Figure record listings
__________________________________________________

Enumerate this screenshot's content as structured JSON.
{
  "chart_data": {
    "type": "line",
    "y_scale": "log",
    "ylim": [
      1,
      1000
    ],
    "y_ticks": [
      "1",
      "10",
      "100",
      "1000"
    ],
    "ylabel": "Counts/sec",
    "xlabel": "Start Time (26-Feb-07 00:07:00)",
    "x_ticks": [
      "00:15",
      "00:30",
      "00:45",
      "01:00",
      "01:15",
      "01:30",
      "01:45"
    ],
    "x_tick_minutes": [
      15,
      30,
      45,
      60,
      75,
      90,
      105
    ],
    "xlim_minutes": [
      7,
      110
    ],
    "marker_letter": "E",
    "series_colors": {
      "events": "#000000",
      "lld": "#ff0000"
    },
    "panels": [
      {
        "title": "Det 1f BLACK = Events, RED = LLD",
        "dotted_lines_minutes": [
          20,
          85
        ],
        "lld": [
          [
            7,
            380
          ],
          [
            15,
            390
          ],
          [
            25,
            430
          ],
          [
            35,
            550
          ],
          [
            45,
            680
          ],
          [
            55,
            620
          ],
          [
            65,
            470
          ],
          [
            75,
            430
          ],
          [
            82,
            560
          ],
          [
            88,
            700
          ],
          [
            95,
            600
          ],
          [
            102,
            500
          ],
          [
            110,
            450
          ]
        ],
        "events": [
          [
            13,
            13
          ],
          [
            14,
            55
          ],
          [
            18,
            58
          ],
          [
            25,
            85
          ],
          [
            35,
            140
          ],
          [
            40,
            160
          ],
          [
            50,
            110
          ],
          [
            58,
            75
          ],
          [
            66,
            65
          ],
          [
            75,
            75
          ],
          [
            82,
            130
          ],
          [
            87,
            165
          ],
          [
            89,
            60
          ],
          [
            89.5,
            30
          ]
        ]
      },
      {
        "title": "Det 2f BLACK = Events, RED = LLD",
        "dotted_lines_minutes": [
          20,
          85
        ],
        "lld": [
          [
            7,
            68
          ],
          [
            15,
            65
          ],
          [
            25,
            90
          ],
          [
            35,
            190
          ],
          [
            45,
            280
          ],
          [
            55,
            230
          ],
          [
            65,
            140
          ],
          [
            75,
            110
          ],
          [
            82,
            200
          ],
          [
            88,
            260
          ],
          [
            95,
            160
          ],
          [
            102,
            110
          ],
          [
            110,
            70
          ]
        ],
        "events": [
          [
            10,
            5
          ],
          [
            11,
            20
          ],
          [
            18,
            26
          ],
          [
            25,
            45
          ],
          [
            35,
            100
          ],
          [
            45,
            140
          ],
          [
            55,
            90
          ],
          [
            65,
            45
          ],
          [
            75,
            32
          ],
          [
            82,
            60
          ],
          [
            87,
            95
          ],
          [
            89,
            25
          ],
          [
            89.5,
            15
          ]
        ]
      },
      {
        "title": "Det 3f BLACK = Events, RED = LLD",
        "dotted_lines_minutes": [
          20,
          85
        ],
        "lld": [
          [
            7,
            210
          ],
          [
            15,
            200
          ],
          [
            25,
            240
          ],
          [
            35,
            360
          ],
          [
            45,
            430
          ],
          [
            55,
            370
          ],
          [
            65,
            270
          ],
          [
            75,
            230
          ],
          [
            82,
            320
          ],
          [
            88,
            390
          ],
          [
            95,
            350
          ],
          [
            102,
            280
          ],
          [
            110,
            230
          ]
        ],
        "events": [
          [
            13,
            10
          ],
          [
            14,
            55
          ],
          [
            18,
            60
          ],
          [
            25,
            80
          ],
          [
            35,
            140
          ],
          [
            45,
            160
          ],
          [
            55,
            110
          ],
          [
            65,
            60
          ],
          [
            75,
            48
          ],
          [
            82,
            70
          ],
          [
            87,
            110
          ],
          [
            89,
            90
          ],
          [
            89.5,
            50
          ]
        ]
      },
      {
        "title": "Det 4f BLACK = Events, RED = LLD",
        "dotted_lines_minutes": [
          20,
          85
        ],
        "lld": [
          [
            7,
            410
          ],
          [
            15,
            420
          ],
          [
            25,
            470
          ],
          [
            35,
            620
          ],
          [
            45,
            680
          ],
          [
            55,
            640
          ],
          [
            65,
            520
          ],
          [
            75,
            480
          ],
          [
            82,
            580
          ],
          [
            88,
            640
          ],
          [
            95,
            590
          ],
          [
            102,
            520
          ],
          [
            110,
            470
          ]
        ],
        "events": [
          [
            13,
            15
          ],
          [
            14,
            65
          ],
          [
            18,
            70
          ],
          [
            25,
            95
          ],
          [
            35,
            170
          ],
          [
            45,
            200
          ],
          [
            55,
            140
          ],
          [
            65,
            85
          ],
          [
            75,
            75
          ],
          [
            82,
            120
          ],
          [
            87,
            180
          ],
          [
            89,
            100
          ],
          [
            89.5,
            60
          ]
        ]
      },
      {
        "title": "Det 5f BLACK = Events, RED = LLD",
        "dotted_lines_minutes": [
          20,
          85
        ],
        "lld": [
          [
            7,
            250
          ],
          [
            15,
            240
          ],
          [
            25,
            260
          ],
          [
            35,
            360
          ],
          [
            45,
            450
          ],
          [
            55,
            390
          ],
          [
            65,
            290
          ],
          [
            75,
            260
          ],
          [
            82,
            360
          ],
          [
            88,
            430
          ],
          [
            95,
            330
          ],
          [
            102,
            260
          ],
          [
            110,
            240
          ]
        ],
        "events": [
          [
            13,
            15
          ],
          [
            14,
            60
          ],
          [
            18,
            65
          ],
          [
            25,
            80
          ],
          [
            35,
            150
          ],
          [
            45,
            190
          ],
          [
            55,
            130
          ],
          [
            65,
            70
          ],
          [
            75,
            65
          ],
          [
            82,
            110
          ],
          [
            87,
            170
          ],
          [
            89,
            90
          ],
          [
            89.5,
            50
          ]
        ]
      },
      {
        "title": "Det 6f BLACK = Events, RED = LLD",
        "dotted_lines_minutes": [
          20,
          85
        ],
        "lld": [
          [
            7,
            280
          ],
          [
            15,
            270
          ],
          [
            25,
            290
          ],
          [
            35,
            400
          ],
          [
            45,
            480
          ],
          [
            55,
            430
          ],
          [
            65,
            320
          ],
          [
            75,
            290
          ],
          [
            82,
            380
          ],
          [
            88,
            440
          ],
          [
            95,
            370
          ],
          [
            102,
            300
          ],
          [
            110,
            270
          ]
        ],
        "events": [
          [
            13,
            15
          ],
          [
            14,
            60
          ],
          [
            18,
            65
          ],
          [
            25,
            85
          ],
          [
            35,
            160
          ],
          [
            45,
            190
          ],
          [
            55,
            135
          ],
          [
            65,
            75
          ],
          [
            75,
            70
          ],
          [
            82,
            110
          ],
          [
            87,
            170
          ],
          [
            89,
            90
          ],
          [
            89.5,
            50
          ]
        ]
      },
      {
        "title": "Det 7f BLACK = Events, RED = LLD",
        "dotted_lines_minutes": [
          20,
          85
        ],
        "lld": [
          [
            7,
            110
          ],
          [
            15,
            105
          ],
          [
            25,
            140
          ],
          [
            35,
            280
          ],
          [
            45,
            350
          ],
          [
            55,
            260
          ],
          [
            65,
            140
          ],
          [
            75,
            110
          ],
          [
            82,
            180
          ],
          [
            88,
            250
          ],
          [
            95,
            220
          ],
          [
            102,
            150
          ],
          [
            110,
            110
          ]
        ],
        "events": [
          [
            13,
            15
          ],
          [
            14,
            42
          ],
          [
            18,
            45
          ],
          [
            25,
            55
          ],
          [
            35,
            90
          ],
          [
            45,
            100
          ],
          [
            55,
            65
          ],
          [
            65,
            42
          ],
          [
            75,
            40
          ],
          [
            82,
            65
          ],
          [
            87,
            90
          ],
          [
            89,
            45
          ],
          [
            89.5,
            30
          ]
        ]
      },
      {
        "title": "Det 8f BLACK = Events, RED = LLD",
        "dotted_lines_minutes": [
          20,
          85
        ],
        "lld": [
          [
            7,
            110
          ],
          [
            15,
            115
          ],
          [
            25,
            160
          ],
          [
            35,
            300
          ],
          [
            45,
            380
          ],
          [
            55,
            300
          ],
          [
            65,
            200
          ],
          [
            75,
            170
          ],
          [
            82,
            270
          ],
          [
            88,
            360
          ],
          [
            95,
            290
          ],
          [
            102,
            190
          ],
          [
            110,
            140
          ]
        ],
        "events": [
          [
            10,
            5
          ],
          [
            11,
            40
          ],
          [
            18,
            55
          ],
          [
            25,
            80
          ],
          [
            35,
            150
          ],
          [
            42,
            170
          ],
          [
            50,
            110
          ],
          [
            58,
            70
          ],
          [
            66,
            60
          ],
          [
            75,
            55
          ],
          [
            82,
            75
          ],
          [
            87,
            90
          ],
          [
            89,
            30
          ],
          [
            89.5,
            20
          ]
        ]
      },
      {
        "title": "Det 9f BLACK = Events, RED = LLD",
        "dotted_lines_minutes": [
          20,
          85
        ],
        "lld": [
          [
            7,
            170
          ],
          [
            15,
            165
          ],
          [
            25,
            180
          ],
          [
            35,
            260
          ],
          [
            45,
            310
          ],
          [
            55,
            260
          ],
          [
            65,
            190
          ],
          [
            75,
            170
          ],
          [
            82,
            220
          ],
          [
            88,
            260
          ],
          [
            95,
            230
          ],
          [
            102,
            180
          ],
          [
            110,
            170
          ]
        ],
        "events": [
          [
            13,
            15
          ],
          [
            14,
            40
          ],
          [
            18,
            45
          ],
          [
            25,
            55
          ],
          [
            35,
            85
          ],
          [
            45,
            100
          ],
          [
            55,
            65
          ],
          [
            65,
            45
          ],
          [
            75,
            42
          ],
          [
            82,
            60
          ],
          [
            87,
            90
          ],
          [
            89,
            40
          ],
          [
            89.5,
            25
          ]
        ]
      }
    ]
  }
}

__________________________________________________

> **GOAL OF THE EXERCISE**:
Report each line of the material above where the word "title" appears.

> **WORKED SOLUTION**:
        "title": "Det 1f BLACK = Events, RED = LLD",
        "title": "Det 2f BLACK = Events, RED = LLD",
        "title": "Det 3f BLACK = Events, RED = LLD",
        "title": "Det 4f BLACK = Events, RED = LLD",
        "title": "Det 5f BLACK = Events, RED = LLD",
        "title": "Det 6f BLACK = Events, RED = LLD",
        "title": "Det 7f BLACK = Events, RED = LLD",
        "title": "Det 8f BLACK = Events, RED = LLD",
        "title": "Det 9f BLACK = Events, RED = LLD",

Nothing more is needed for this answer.